* EXERCISE DIRECTIONS
Give only the number of lines in these records that contain the word "frac".

(A block of data)
--- Start ---

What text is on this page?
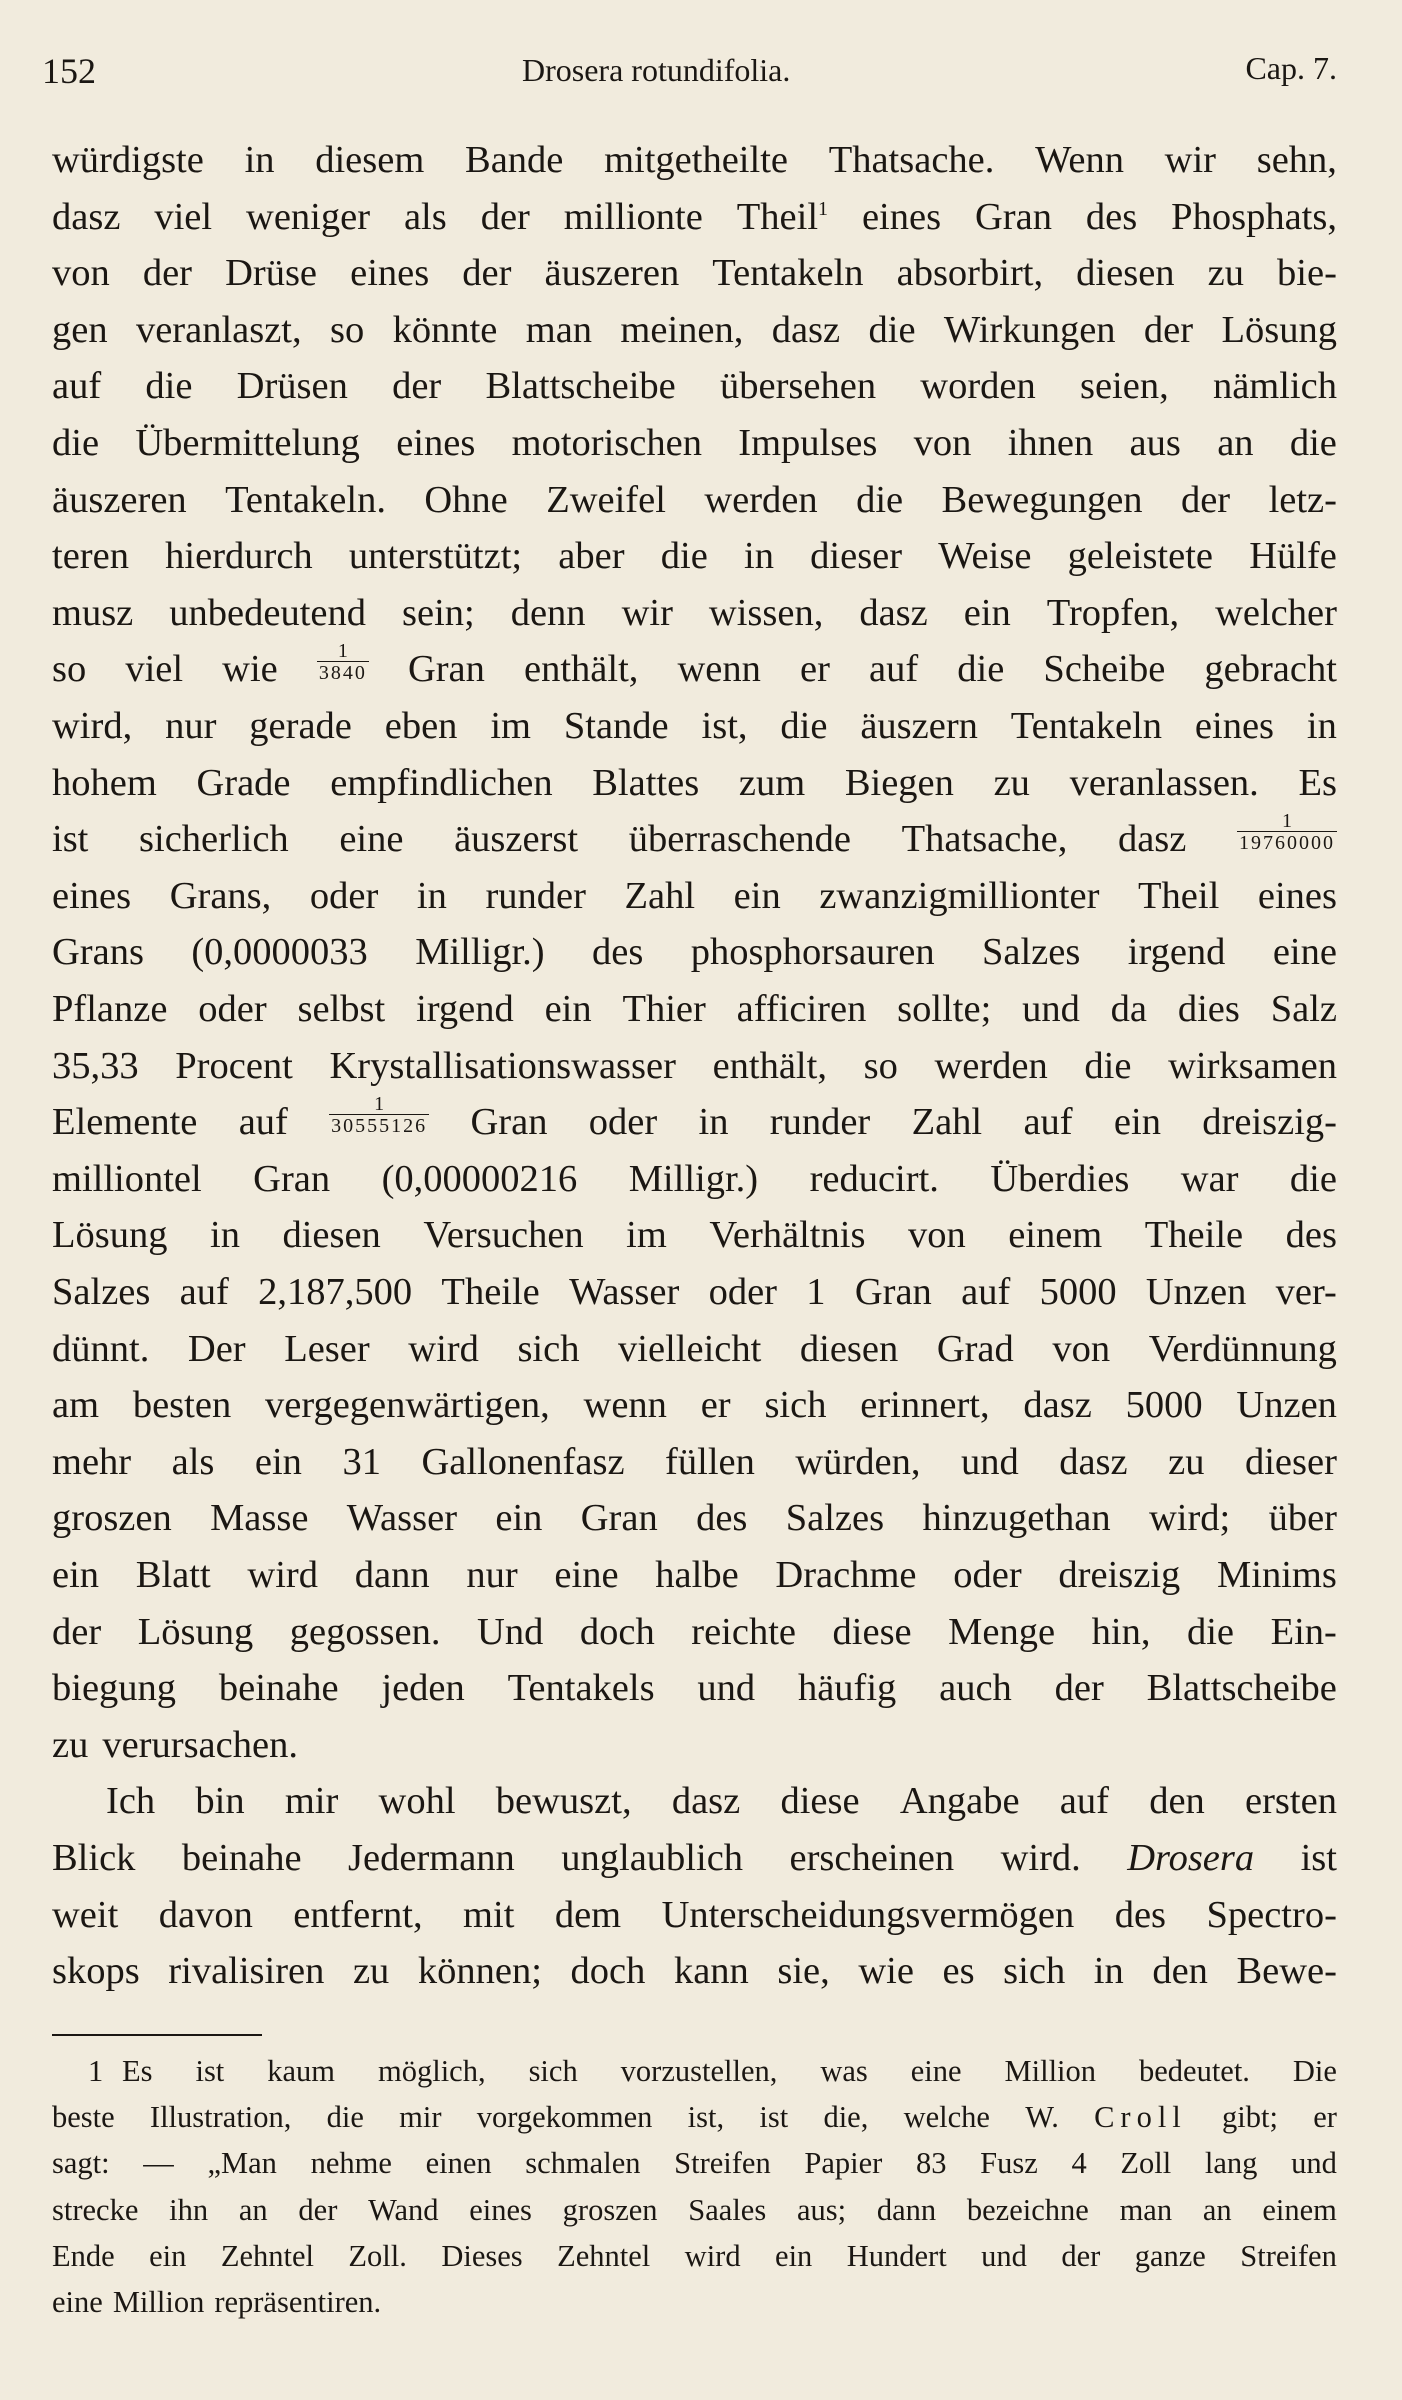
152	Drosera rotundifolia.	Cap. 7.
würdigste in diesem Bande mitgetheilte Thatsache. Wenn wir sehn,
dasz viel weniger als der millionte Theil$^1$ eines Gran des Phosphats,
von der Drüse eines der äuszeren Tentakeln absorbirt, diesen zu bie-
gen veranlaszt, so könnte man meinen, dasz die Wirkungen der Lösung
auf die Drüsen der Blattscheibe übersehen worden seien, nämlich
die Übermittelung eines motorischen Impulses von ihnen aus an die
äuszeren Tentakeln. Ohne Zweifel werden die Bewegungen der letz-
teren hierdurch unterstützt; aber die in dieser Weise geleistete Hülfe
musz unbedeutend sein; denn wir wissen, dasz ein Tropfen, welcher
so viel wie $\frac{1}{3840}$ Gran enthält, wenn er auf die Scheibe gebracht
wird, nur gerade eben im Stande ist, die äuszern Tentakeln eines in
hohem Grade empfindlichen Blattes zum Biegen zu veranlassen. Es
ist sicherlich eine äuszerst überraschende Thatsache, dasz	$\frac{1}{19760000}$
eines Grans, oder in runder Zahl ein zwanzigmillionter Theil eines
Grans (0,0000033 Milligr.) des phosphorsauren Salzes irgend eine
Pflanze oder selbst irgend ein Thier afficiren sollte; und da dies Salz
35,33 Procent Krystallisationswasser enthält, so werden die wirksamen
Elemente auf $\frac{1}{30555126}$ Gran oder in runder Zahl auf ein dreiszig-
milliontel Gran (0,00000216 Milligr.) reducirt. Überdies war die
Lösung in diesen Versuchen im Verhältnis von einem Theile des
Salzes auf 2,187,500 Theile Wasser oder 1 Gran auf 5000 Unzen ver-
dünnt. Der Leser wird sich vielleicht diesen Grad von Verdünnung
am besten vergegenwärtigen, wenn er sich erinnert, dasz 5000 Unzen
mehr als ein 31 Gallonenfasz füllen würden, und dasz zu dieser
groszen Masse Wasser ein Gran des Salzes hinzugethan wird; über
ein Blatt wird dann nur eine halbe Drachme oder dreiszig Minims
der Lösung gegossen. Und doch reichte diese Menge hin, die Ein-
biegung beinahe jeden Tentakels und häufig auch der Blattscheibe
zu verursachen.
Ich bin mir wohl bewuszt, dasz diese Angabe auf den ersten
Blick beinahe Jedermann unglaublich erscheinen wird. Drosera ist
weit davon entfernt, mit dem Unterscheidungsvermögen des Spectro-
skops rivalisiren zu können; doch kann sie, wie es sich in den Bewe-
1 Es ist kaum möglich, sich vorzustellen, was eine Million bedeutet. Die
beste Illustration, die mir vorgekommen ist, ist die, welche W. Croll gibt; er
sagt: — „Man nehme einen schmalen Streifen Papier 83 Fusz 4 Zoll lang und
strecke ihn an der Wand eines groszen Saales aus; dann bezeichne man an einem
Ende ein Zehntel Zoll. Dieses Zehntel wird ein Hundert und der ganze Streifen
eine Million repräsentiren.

--- End ---
--- Start ---

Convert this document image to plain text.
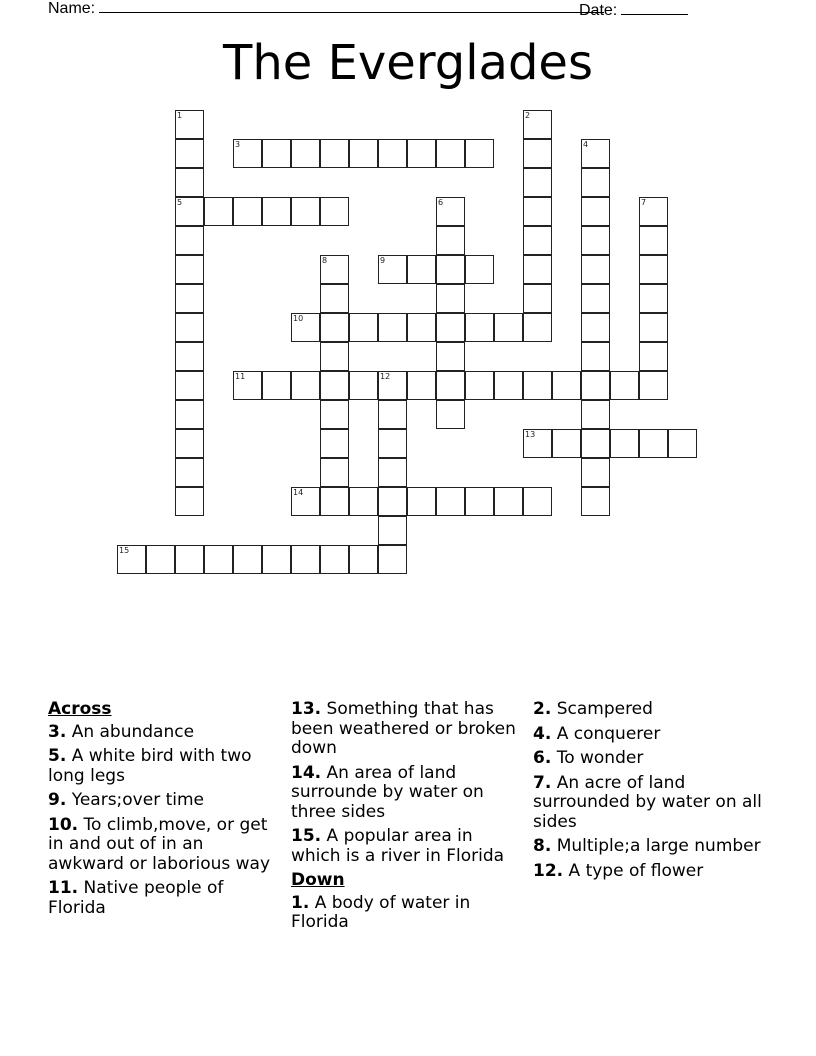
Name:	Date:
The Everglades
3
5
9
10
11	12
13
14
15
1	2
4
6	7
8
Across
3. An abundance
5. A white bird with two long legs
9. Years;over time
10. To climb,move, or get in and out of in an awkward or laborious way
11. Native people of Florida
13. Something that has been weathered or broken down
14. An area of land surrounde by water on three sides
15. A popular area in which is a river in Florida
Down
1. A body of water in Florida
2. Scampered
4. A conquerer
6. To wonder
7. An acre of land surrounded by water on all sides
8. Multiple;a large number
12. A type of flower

--- End ---
--- Start ---

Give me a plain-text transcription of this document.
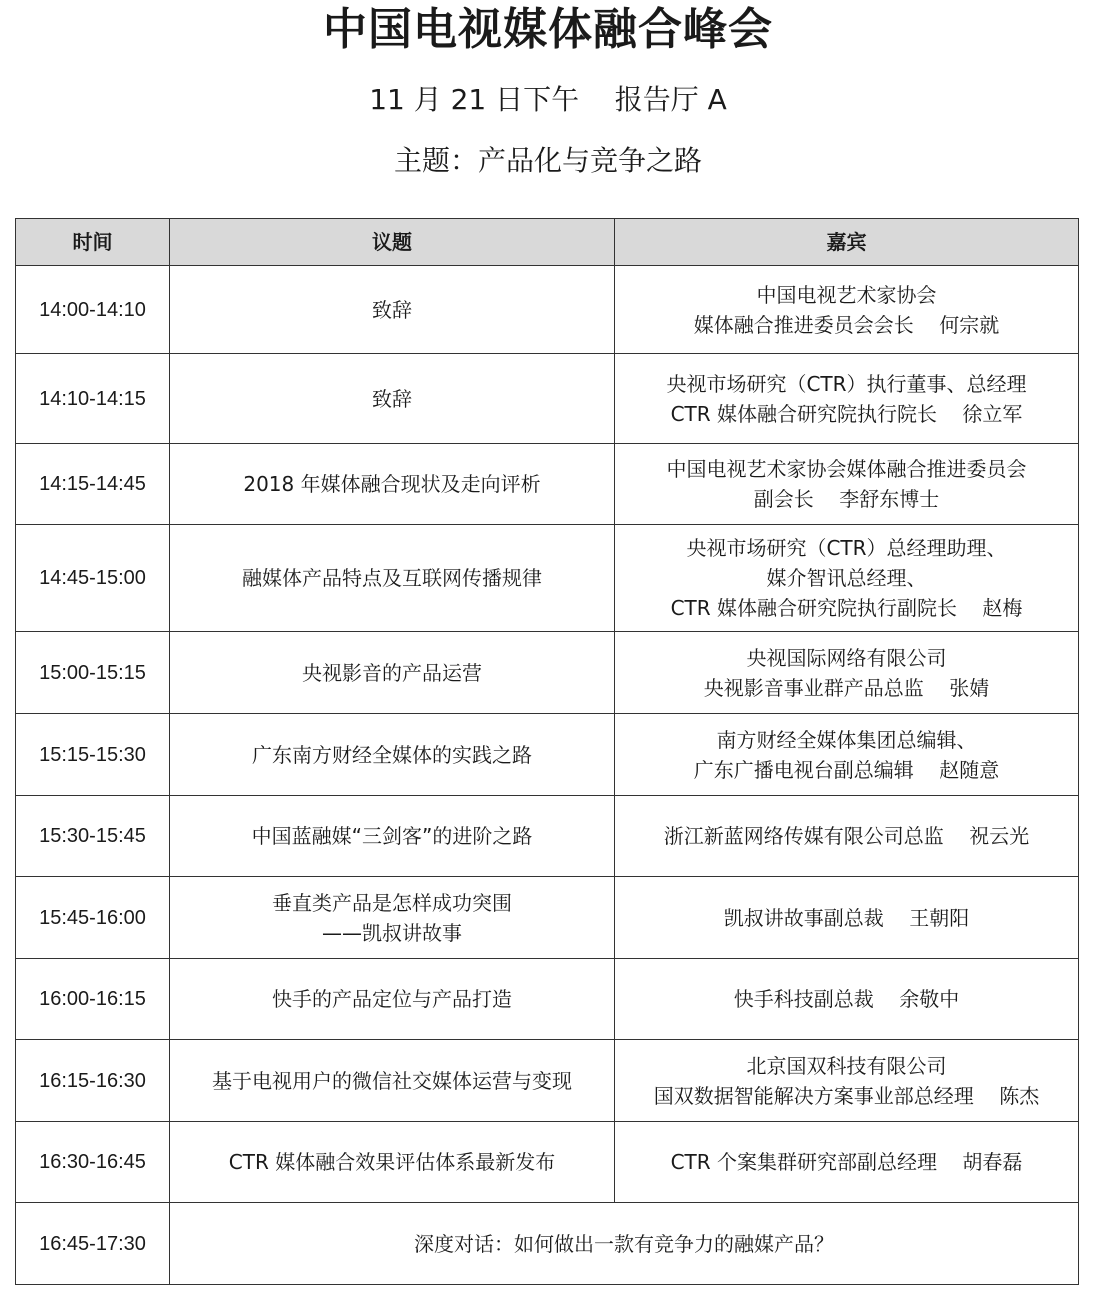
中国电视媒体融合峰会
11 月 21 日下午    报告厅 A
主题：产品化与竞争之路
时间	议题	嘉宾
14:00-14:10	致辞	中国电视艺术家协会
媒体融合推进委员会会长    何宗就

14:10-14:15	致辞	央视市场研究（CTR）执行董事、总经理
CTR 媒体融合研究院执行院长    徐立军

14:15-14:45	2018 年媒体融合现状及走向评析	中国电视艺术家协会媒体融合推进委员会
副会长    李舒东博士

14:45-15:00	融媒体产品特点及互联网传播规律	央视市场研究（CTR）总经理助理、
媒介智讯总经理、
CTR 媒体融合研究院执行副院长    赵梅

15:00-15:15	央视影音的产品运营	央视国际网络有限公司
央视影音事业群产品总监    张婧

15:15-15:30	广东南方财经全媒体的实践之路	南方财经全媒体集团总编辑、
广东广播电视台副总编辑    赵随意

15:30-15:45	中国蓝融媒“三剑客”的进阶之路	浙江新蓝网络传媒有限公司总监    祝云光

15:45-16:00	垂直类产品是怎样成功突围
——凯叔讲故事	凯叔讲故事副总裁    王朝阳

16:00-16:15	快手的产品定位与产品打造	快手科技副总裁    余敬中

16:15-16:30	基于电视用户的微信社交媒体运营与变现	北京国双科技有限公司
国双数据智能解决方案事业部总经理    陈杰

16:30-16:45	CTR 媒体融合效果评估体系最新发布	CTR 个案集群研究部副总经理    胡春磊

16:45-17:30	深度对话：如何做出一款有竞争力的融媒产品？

--- End ---

* SOLVED PROBLEM
3